-- begin --

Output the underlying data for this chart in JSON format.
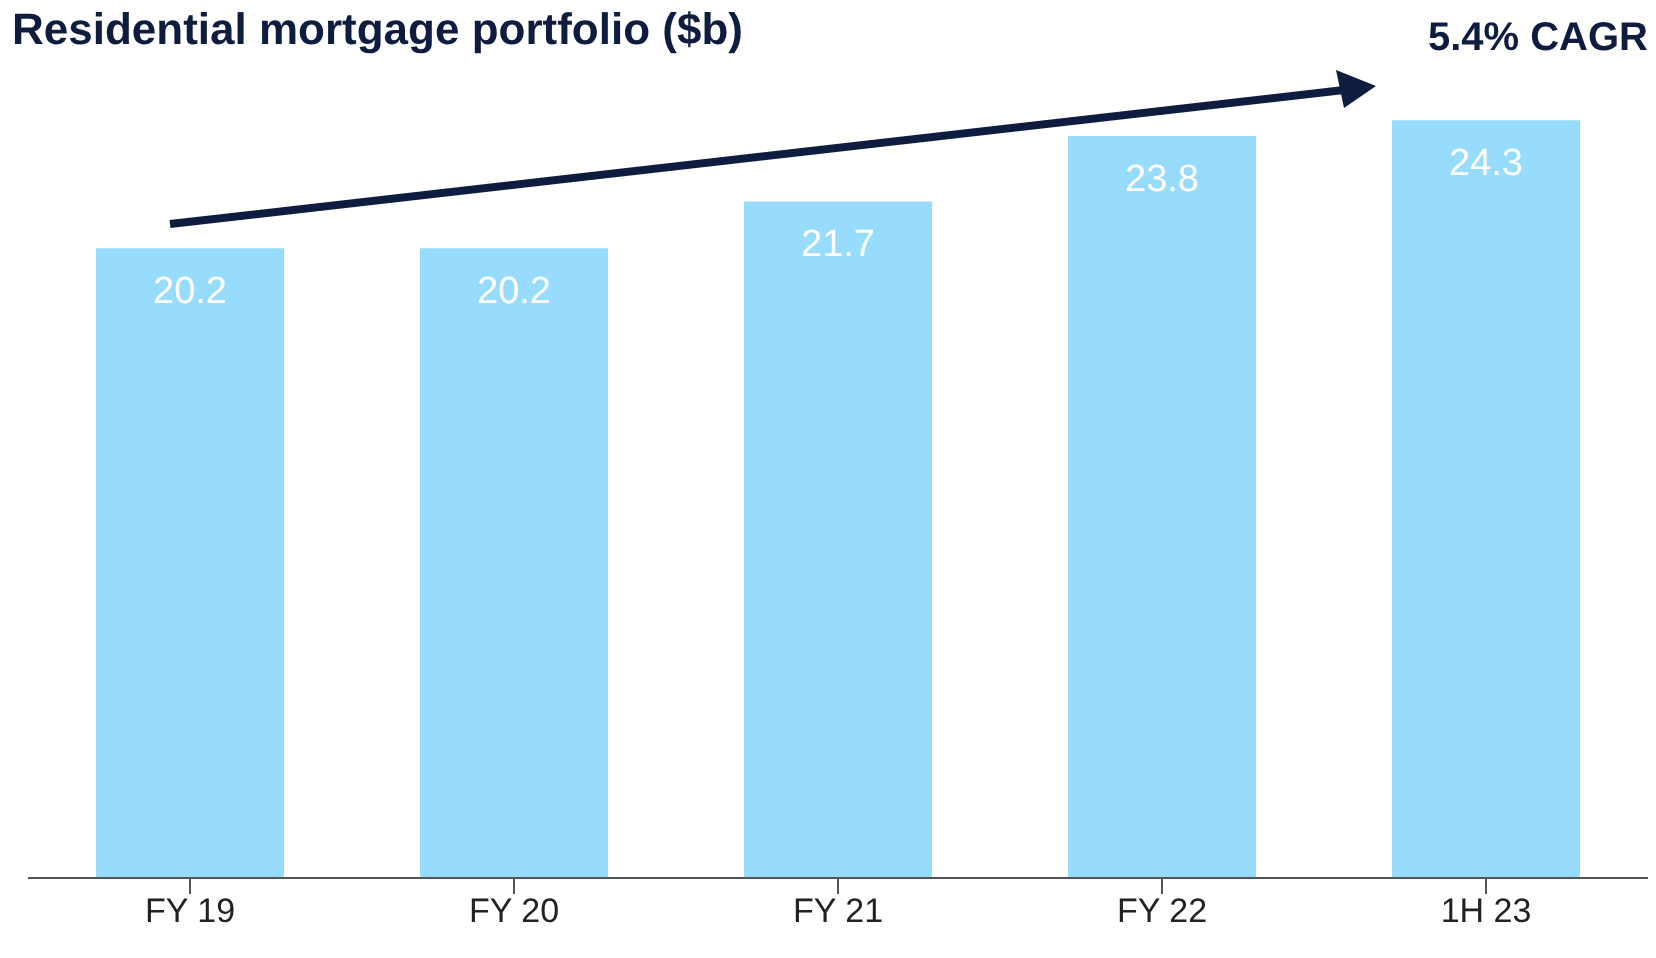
{
  "chart_data": {
    "type": "bar",
    "title": "Residential mortgage portfolio ($b)",
    "categories": [
      "FY 19",
      "FY 20",
      "FY 21",
      "FY 22",
      "1H 23"
    ],
    "values": [
      20.2,
      20.2,
      21.7,
      23.8,
      24.3
    ],
    "color": "#97dcfc",
    "data_labels": true,
    "annotations": [
      "5.4% CAGR"
    ]
  }
}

-- end --

● **Task**:
Excluding the pictures, restate the records above word for word.

● **Output below**:
Output the underlying data for this chart in JSON format.
{
  "chart_data": {
    "type": "bar",
    "title": "Residential mortgage portfolio ($b)",
    "categories": [
      "FY 19",
      "FY 20",
      "FY 21",
      "FY 22",
      "1H 23"
    ],
    "values": [
      20.2,
      20.2,
      21.7,
      23.8,
      24.3
    ],
    "color": "#97dcfc",
    "data_labels": true,
    "annotations": [
      "5.4% CAGR"
    ]
  }
}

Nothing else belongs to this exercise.